Copy every line with the string "kenderaan" in it.

--- Begin ---

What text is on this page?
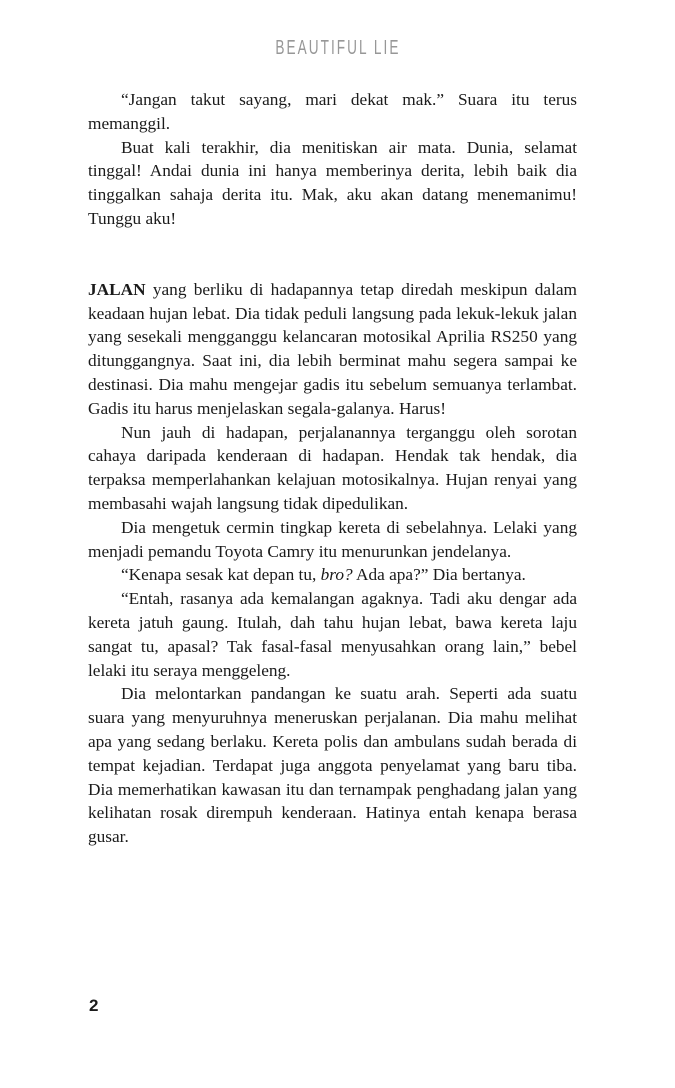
BEAUTIFUL LIE

“Jangan takut sayang, mari dekat mak.” Suara itu terus memanggil.

Buat kali terakhir, dia menitiskan air mata. Dunia, selamat tinggal! Andai dunia ini hanya memberinya derita, lebih baik dia tinggalkan sahaja derita itu. Mak, aku akan datang menemanimu! Tunggu aku!

JALAN yang berliku di hadapannya tetap diredah meskipun dalam keadaan hujan lebat. Dia tidak peduli langsung pada lekuk-lekuk jalan yang sesekali mengganggu kelancaran motosikal Aprilia RS250 yang ditunggangnya. Saat ini, dia lebih berminat mahu segera sampai ke destinasi. Dia mahu mengejar gadis itu sebelum semuanya terlambat. Gadis itu harus menjelaskan segala-galanya. Harus!

Nun jauh di hadapan, perjalanannya terganggu oleh sorotan cahaya daripada kenderaan di hadapan. Hendak tak hendak, dia terpaksa memperlahankan kelajuan motosikalnya. Hujan renyai yang membasahi wajah langsung tidak dipedulikan.

Dia mengetuk cermin tingkap kereta di sebelahnya. Lelaki yang menjadi pemandu Toyota Camry itu menurunkan jendelanya.

“Kenapa sesak kat depan tu, bro? Ada apa?” Dia bertanya.

“Entah, rasanya ada kemalangan agaknya. Tadi aku dengar ada kereta jatuh gaung. Itulah, dah tahu hujan lebat, bawa kereta laju sangat tu, apasal? Tak fasal-fasal menyusahkan orang lain,” bebel lelaki itu seraya menggeleng.

Dia melontarkan pandangan ke suatu arah. Seperti ada suatu suara yang menyuruhnya meneruskan perjalanan. Dia mahu melihat apa yang sedang berlaku. Kereta polis dan ambulans sudah berada di tempat kejadian. Terdapat juga anggota penyelamat yang baru tiba. Dia memerhatikan kawasan itu dan ternampak penghadang jalan yang kelihatan rosak dirempuh kenderaan. Hatinya entah kenapa berasa gusar.

2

--- End ---

== Reply ==
Nun jauh di hadapan, perjalanannya terganggu oleh sorotan cahaya daripada kenderaan di hadapan. Hendak tak hendak, dia terpaksa memperlahankan kelajuan motosikalnya. Hujan renyai yang membasahi wajah langsung tidak dipedulikan.
Dia melontarkan pandangan ke suatu arah. Seperti ada suatu suara yang menyuruhnya meneruskan perjalanan. Dia mahu melihat apa yang sedang berlaku. Kereta polis dan ambulans sudah berada di tempat kejadian. Terdapat juga anggota penyelamat yang baru tiba. Dia memerhatikan kawasan itu dan ternampak penghadang jalan yang kelihatan rosak dirempuh kenderaan. Hatinya entah kenapa berasa gusar.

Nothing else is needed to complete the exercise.